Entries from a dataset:
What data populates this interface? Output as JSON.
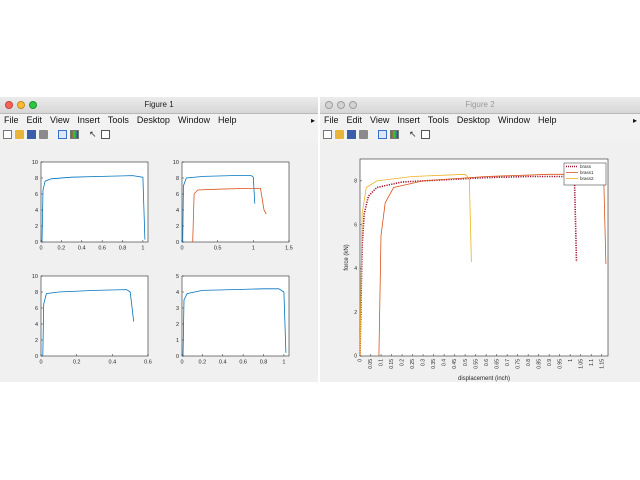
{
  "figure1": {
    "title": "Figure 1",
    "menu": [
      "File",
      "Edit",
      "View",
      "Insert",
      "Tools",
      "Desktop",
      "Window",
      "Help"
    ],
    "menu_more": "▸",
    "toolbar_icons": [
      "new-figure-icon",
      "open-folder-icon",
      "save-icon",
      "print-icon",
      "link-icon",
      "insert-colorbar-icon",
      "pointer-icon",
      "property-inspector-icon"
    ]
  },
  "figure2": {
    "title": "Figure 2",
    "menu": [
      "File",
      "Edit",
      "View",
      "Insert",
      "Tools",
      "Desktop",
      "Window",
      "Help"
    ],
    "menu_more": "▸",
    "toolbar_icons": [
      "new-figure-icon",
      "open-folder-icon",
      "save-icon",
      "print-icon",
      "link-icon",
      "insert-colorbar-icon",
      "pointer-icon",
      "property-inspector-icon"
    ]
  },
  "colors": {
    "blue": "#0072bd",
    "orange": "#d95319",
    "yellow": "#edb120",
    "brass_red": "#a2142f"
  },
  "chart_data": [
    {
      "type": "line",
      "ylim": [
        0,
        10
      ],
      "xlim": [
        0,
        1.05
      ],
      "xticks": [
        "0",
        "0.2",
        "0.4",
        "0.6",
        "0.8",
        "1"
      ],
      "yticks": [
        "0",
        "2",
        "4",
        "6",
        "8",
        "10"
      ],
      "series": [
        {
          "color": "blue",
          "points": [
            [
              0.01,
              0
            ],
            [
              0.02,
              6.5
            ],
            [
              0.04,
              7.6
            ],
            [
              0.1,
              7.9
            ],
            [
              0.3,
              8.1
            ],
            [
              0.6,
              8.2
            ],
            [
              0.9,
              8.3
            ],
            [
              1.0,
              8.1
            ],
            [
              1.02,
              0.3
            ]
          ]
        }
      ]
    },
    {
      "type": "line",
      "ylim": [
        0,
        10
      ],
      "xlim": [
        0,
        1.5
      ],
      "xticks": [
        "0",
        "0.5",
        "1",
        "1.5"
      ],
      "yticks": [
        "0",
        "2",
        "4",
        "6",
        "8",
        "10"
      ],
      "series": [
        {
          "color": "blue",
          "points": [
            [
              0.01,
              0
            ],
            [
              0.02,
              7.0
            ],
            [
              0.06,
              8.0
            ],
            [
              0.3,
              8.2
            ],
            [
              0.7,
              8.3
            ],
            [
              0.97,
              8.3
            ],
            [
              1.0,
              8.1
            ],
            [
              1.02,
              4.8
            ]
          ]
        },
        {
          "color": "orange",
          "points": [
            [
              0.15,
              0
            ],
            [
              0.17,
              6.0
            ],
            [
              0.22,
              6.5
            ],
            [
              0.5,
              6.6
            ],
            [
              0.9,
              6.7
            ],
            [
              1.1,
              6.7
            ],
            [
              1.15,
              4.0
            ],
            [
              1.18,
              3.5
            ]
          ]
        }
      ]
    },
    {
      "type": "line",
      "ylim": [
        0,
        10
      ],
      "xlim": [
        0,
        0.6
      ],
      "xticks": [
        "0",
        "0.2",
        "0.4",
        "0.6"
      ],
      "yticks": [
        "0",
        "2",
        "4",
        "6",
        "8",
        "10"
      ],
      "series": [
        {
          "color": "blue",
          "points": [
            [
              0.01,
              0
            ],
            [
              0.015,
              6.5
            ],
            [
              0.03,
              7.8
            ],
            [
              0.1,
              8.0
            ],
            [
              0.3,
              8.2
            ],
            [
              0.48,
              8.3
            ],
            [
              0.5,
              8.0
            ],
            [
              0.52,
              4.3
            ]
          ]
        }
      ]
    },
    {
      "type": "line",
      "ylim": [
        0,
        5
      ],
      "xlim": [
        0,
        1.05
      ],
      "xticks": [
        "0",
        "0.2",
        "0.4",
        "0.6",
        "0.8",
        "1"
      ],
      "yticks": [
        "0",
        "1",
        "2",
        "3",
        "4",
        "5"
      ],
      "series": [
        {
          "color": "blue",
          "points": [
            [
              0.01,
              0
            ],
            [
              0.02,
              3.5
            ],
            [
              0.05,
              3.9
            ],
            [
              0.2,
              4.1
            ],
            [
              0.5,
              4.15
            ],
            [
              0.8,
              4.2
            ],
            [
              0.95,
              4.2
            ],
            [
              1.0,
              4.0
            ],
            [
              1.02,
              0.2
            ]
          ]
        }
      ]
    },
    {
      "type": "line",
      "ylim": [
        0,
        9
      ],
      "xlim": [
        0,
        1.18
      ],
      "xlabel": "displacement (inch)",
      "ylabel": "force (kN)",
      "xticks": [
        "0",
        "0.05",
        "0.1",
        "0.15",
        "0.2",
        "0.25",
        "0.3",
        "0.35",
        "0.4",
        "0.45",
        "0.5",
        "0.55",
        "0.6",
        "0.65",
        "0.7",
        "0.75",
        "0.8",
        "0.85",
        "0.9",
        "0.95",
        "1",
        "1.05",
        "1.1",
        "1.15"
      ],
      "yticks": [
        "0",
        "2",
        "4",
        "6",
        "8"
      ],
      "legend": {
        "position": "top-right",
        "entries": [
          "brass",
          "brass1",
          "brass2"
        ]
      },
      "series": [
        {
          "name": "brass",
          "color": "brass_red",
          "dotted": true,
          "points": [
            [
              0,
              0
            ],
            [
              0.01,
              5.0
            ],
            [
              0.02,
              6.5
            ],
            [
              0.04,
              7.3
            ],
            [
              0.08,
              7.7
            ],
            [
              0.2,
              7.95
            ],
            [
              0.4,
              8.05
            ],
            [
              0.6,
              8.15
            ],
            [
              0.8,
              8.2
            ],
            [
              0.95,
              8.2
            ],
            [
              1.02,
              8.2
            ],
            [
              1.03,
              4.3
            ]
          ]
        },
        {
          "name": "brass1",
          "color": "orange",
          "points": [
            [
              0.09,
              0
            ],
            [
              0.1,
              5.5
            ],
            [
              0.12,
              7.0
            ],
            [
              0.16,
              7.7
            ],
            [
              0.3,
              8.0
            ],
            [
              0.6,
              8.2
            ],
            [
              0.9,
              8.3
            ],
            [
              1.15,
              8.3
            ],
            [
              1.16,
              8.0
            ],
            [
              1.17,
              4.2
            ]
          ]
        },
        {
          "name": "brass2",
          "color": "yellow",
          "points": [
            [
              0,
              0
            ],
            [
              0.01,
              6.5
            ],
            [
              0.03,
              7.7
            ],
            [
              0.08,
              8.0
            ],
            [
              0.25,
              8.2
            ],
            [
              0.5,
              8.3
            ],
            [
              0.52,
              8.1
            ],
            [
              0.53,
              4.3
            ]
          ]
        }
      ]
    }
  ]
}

--- DO THIS ---
Quote the data above in full, leaving out the pictures it holds.

--- THE REPLY ---
What data populates this interface? Output as JSON.
{
  "figure1": {
    "title": "Figure 1",
    "menu": [
      "File",
      "Edit",
      "View",
      "Insert",
      "Tools",
      "Desktop",
      "Window",
      "Help"
    ],
    "menu_more": "▸",
    "toolbar_icons": [
      "new-figure-icon",
      "open-folder-icon",
      "save-icon",
      "print-icon",
      "link-icon",
      "insert-colorbar-icon",
      "pointer-icon",
      "property-inspector-icon"
    ]
  },
  "figure2": {
    "title": "Figure 2",
    "menu": [
      "File",
      "Edit",
      "View",
      "Insert",
      "Tools",
      "Desktop",
      "Window",
      "Help"
    ],
    "menu_more": "▸",
    "toolbar_icons": [
      "new-figure-icon",
      "open-folder-icon",
      "save-icon",
      "print-icon",
      "link-icon",
      "insert-colorbar-icon",
      "pointer-icon",
      "property-inspector-icon"
    ]
  },
  "colors": {
    "blue": "#0072bd",
    "orange": "#d95319",
    "yellow": "#edb120",
    "brass_red": "#a2142f"
  },
  "chart_data": [
    {
      "type": "line",
      "ylim": [
        0,
        10
      ],
      "xlim": [
        0,
        1.05
      ],
      "xticks": [
        "0",
        "0.2",
        "0.4",
        "0.6",
        "0.8",
        "1"
      ],
      "yticks": [
        "0",
        "2",
        "4",
        "6",
        "8",
        "10"
      ],
      "series": [
        {
          "color": "blue",
          "points": [
            [
              0.01,
              0
            ],
            [
              0.02,
              6.5
            ],
            [
              0.04,
              7.6
            ],
            [
              0.1,
              7.9
            ],
            [
              0.3,
              8.1
            ],
            [
              0.6,
              8.2
            ],
            [
              0.9,
              8.3
            ],
            [
              1.0,
              8.1
            ],
            [
              1.02,
              0.3
            ]
          ]
        }
      ]
    },
    {
      "type": "line",
      "ylim": [
        0,
        10
      ],
      "xlim": [
        0,
        1.5
      ],
      "xticks": [
        "0",
        "0.5",
        "1",
        "1.5"
      ],
      "yticks": [
        "0",
        "2",
        "4",
        "6",
        "8",
        "10"
      ],
      "series": [
        {
          "color": "blue",
          "points": [
            [
              0.01,
              0
            ],
            [
              0.02,
              7.0
            ],
            [
              0.06,
              8.0
            ],
            [
              0.3,
              8.2
            ],
            [
              0.7,
              8.3
            ],
            [
              0.97,
              8.3
            ],
            [
              1.0,
              8.1
            ],
            [
              1.02,
              4.8
            ]
          ]
        },
        {
          "color": "orange",
          "points": [
            [
              0.15,
              0
            ],
            [
              0.17,
              6.0
            ],
            [
              0.22,
              6.5
            ],
            [
              0.5,
              6.6
            ],
            [
              0.9,
              6.7
            ],
            [
              1.1,
              6.7
            ],
            [
              1.15,
              4.0
            ],
            [
              1.18,
              3.5
            ]
          ]
        }
      ]
    },
    {
      "type": "line",
      "ylim": [
        0,
        10
      ],
      "xlim": [
        0,
        0.6
      ],
      "xticks": [
        "0",
        "0.2",
        "0.4",
        "0.6"
      ],
      "yticks": [
        "0",
        "2",
        "4",
        "6",
        "8",
        "10"
      ],
      "series": [
        {
          "color": "blue",
          "points": [
            [
              0.01,
              0
            ],
            [
              0.015,
              6.5
            ],
            [
              0.03,
              7.8
            ],
            [
              0.1,
              8.0
            ],
            [
              0.3,
              8.2
            ],
            [
              0.48,
              8.3
            ],
            [
              0.5,
              8.0
            ],
            [
              0.52,
              4.3
            ]
          ]
        }
      ]
    },
    {
      "type": "line",
      "ylim": [
        0,
        5
      ],
      "xlim": [
        0,
        1.05
      ],
      "xticks": [
        "0",
        "0.2",
        "0.4",
        "0.6",
        "0.8",
        "1"
      ],
      "yticks": [
        "0",
        "1",
        "2",
        "3",
        "4",
        "5"
      ],
      "series": [
        {
          "color": "blue",
          "points": [
            [
              0.01,
              0
            ],
            [
              0.02,
              3.5
            ],
            [
              0.05,
              3.9
            ],
            [
              0.2,
              4.1
            ],
            [
              0.5,
              4.15
            ],
            [
              0.8,
              4.2
            ],
            [
              0.95,
              4.2
            ],
            [
              1.0,
              4.0
            ],
            [
              1.02,
              0.2
            ]
          ]
        }
      ]
    },
    {
      "type": "line",
      "ylim": [
        0,
        9
      ],
      "xlim": [
        0,
        1.18
      ],
      "xlabel": "displacement (inch)",
      "ylabel": "force (kN)",
      "xticks": [
        "0",
        "0.05",
        "0.1",
        "0.15",
        "0.2",
        "0.25",
        "0.3",
        "0.35",
        "0.4",
        "0.45",
        "0.5",
        "0.55",
        "0.6",
        "0.65",
        "0.7",
        "0.75",
        "0.8",
        "0.85",
        "0.9",
        "0.95",
        "1",
        "1.05",
        "1.1",
        "1.15"
      ],
      "yticks": [
        "0",
        "2",
        "4",
        "6",
        "8"
      ],
      "legend": {
        "position": "top-right",
        "entries": [
          "brass",
          "brass1",
          "brass2"
        ]
      },
      "series": [
        {
          "name": "brass",
          "color": "brass_red",
          "dotted": true,
          "points": [
            [
              0,
              0
            ],
            [
              0.01,
              5.0
            ],
            [
              0.02,
              6.5
            ],
            [
              0.04,
              7.3
            ],
            [
              0.08,
              7.7
            ],
            [
              0.2,
              7.95
            ],
            [
              0.4,
              8.05
            ],
            [
              0.6,
              8.15
            ],
            [
              0.8,
              8.2
            ],
            [
              0.95,
              8.2
            ],
            [
              1.02,
              8.2
            ],
            [
              1.03,
              4.3
            ]
          ]
        },
        {
          "name": "brass1",
          "color": "orange",
          "points": [
            [
              0.09,
              0
            ],
            [
              0.1,
              5.5
            ],
            [
              0.12,
              7.0
            ],
            [
              0.16,
              7.7
            ],
            [
              0.3,
              8.0
            ],
            [
              0.6,
              8.2
            ],
            [
              0.9,
              8.3
            ],
            [
              1.15,
              8.3
            ],
            [
              1.16,
              8.0
            ],
            [
              1.17,
              4.2
            ]
          ]
        },
        {
          "name": "brass2",
          "color": "yellow",
          "points": [
            [
              0,
              0
            ],
            [
              0.01,
              6.5
            ],
            [
              0.03,
              7.7
            ],
            [
              0.08,
              8.0
            ],
            [
              0.25,
              8.2
            ],
            [
              0.5,
              8.3
            ],
            [
              0.52,
              8.1
            ],
            [
              0.53,
              4.3
            ]
          ]
        }
      ]
    }
  ]
}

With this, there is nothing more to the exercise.